Return all of the data exactly as given.

** start Input data **

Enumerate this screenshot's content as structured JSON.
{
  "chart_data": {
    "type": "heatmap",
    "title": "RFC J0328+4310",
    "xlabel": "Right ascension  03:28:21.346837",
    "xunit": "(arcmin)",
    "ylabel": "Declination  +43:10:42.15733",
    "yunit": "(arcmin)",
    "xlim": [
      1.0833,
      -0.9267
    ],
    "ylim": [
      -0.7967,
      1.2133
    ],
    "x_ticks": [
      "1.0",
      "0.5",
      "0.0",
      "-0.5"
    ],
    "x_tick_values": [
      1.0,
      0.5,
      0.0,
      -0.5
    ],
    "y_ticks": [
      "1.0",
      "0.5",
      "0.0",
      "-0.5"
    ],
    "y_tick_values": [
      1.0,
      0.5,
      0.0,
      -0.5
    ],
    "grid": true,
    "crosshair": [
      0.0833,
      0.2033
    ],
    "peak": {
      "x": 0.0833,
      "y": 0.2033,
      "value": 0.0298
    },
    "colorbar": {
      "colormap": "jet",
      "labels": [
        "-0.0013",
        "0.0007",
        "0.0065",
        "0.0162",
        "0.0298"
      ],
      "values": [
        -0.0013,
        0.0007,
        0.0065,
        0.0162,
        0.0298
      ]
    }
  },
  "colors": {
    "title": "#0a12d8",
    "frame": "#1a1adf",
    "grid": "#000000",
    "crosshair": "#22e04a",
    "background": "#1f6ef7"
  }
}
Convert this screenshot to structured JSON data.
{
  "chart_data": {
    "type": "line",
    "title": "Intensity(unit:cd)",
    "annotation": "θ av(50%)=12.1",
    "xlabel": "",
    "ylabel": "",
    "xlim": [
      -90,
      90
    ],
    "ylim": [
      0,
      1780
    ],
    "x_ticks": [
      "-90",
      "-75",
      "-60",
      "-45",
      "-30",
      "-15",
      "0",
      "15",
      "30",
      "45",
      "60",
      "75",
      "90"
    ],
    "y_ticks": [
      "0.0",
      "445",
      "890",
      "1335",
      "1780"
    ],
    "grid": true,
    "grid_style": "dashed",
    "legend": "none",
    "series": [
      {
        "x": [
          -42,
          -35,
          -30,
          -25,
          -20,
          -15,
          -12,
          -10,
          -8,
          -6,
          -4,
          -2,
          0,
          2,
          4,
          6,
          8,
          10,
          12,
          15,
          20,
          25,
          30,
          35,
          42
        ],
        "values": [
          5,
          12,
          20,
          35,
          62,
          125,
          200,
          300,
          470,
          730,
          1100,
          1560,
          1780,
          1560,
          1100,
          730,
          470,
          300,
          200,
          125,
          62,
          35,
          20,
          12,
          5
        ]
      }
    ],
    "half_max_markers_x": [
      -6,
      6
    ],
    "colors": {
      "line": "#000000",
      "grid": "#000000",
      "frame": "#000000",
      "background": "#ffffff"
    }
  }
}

** end Input data **

■ Finished answer
Enumerate this screenshot's content as structured JSON.
{
  "chart_data": {
    "type": "heatmap",
    "title": "RFC J0328+4310",
    "xlabel": "Right ascension  03:28:21.346837",
    "xunit": "(arcmin)",
    "ylabel": "Declination  +43:10:42.15733",
    "yunit": "(arcmin)",
    "xlim": [
      1.0833,
      -0.9267
    ],
    "ylim": [
      -0.7967,
      1.2133
    ],
    "x_ticks": [
      "1.0",
      "0.5",
      "0.0",
      "-0.5"
    ],
    "x_tick_values": [
      1.0,
      0.5,
      0.0,
      -0.5
    ],
    "y_ticks": [
      "1.0",
      "0.5",
      "0.0",
      "-0.5"
    ],
    "y_tick_values": [
      1.0,
      0.5,
      0.0,
      -0.5
    ],
    "grid": true,
    "crosshair": [
      0.0833,
      0.2033
    ],
    "peak": {
      "x": 0.0833,
      "y": 0.2033,
      "value": 0.0298
    },
    "colorbar": {
      "colormap": "jet",
      "labels": [
        "-0.0013",
        "0.0007",
        "0.0065",
        "0.0162",
        "0.0298"
      ],
      "values": [
        -0.0013,
        0.0007,
        0.0065,
        0.0162,
        0.0298
      ]
    }
  },
  "colors": {
    "title": "#0a12d8",
    "frame": "#1a1adf",
    "grid": "#000000",
    "crosshair": "#22e04a",
    "background": "#1f6ef7"
  }
}
Convert this screenshot to structured JSON data.
{
  "chart_data": {
    "type": "line",
    "title": "Intensity(unit:cd)",
    "annotation": "θ av(50%)=12.1",
    "xlabel": "",
    "ylabel": "",
    "xlim": [
      -90,
      90
    ],
    "ylim": [
      0,
      1780
    ],
    "x_ticks": [
      "-90",
      "-75",
      "-60",
      "-45",
      "-30",
      "-15",
      "0",
      "15",
      "30",
      "45",
      "60",
      "75",
      "90"
    ],
    "y_ticks": [
      "0.0",
      "445",
      "890",
      "1335",
      "1780"
    ],
    "grid": true,
    "grid_style": "dashed",
    "legend": "none",
    "series": [
      {
        "x": [
          -42,
          -35,
          -30,
          -25,
          -20,
          -15,
          -12,
          -10,
          -8,
          -6,
          -4,
          -2,
          0,
          2,
          4,
          6,
          8,
          10,
          12,
          15,
          20,
          25,
          30,
          35,
          42
        ],
        "values": [
          5,
          12,
          20,
          35,
          62,
          125,
          200,
          300,
          470,
          730,
          1100,
          1560,
          1780,
          1560,
          1100,
          730,
          470,
          300,
          200,
          125,
          62,
          35,
          20,
          12,
          5
        ]
      }
    ],
    "half_max_markers_x": [
      -6,
      6
    ],
    "colors": {
      "line": "#000000",
      "grid": "#000000",
      "frame": "#000000",
      "background": "#ffffff"
    }
  }
}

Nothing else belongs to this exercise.